Each line should be copied exactly.

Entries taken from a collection

____________________

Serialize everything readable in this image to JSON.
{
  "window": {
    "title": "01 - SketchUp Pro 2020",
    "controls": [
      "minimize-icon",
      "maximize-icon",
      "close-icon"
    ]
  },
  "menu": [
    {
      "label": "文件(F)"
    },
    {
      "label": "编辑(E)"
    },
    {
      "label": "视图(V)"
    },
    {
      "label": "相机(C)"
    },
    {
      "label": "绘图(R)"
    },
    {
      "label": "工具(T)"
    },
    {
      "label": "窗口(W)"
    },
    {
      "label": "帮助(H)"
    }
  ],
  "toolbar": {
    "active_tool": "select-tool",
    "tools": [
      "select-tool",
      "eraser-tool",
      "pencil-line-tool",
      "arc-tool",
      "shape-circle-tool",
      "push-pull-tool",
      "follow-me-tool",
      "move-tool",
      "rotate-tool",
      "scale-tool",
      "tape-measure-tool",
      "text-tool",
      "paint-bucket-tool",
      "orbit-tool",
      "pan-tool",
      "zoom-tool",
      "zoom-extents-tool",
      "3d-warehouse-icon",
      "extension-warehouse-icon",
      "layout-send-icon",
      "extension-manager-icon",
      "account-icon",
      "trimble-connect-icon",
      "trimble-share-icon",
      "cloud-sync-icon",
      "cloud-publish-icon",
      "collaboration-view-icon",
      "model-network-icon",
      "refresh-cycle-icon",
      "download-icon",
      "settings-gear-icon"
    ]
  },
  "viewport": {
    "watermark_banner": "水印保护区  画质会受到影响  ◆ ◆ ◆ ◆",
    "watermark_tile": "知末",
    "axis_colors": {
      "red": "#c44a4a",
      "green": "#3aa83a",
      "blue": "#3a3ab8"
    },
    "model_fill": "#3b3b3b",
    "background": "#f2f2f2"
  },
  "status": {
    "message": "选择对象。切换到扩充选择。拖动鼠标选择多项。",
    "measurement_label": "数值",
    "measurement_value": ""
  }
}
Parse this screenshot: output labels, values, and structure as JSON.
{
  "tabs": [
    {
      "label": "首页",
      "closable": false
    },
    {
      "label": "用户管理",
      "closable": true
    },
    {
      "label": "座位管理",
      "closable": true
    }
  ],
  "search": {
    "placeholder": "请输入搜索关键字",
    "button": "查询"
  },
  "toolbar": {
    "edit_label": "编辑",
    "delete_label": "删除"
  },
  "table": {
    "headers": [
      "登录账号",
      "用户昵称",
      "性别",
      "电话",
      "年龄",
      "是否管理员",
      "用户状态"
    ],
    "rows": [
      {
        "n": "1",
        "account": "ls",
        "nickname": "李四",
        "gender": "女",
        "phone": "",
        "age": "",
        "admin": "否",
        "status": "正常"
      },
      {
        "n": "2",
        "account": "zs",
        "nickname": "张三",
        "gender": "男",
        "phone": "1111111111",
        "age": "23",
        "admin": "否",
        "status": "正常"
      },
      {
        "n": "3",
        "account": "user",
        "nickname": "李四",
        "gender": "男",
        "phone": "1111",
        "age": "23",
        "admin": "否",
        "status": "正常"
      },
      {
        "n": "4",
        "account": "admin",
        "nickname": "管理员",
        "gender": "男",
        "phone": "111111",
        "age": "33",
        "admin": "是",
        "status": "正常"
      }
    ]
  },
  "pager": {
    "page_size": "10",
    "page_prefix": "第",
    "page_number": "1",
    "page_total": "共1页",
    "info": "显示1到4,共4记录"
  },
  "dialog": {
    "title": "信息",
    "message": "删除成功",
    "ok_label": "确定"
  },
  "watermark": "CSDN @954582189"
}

____________________

Solved problem:
Serialize everything readable in this image to JSON.
{
  "window": {
    "title": "01 - SketchUp Pro 2020",
    "controls": [
      "minimize-icon",
      "maximize-icon",
      "close-icon"
    ]
  },
  "menu": [
    {
      "label": "文件(F)"
    },
    {
      "label": "编辑(E)"
    },
    {
      "label": "视图(V)"
    },
    {
      "label": "相机(C)"
    },
    {
      "label": "绘图(R)"
    },
    {
      "label": "工具(T)"
    },
    {
      "label": "窗口(W)"
    },
    {
      "label": "帮助(H)"
    }
  ],
  "toolbar": {
    "active_tool": "select-tool",
    "tools": [
      "select-tool",
      "eraser-tool",
      "pencil-line-tool",
      "arc-tool",
      "shape-circle-tool",
      "push-pull-tool",
      "follow-me-tool",
      "move-tool",
      "rotate-tool",
      "scale-tool",
      "tape-measure-tool",
      "text-tool",
      "paint-bucket-tool",
      "orbit-tool",
      "pan-tool",
      "zoom-tool",
      "zoom-extents-tool",
      "3d-warehouse-icon",
      "extension-warehouse-icon",
      "layout-send-icon",
      "extension-manager-icon",
      "account-icon",
      "trimble-connect-icon",
      "trimble-share-icon",
      "cloud-sync-icon",
      "cloud-publish-icon",
      "collaboration-view-icon",
      "model-network-icon",
      "refresh-cycle-icon",
      "download-icon",
      "settings-gear-icon"
    ]
  },
  "viewport": {
    "watermark_banner": "水印保护区  画质会受到影响  ◆ ◆ ◆ ◆",
    "watermark_tile": "知末",
    "axis_colors": {
      "red": "#c44a4a",
      "green": "#3aa83a",
      "blue": "#3a3ab8"
    },
    "model_fill": "#3b3b3b",
    "background": "#f2f2f2"
  },
  "status": {
    "message": "选择对象。切换到扩充选择。拖动鼠标选择多项。",
    "measurement_label": "数值",
    "measurement_value": ""
  }
}
Parse this screenshot: output labels, values, and structure as JSON.
{
  "tabs": [
    {
      "label": "首页",
      "closable": false
    },
    {
      "label": "用户管理",
      "closable": true
    },
    {
      "label": "座位管理",
      "closable": true
    }
  ],
  "search": {
    "placeholder": "请输入搜索关键字",
    "button": "查询"
  },
  "toolbar": {
    "edit_label": "编辑",
    "delete_label": "删除"
  },
  "table": {
    "headers": [
      "登录账号",
      "用户昵称",
      "性别",
      "电话",
      "年龄",
      "是否管理员",
      "用户状态"
    ],
    "rows": [
      {
        "n": "1",
        "account": "ls",
        "nickname": "李四",
        "gender": "女",
        "phone": "",
        "age": "",
        "admin": "否",
        "status": "正常"
      },
      {
        "n": "2",
        "account": "zs",
        "nickname": "张三",
        "gender": "男",
        "phone": "1111111111",
        "age": "23",
        "admin": "否",
        "status": "正常"
      },
      {
        "n": "3",
        "account": "user",
        "nickname": "李四",
        "gender": "男",
        "phone": "1111",
        "age": "23",
        "admin": "否",
        "status": "正常"
      },
      {
        "n": "4",
        "account": "admin",
        "nickname": "管理员",
        "gender": "男",
        "phone": "111111",
        "age": "33",
        "admin": "是",
        "status": "正常"
      }
    ]
  },
  "pager": {
    "page_size": "10",
    "page_prefix": "第",
    "page_number": "1",
    "page_total": "共1页",
    "info": "显示1到4,共4记录"
  },
  "dialog": {
    "title": "信息",
    "message": "删除成功",
    "ok_label": "确定"
  },
  "watermark": "CSDN @954582189"
}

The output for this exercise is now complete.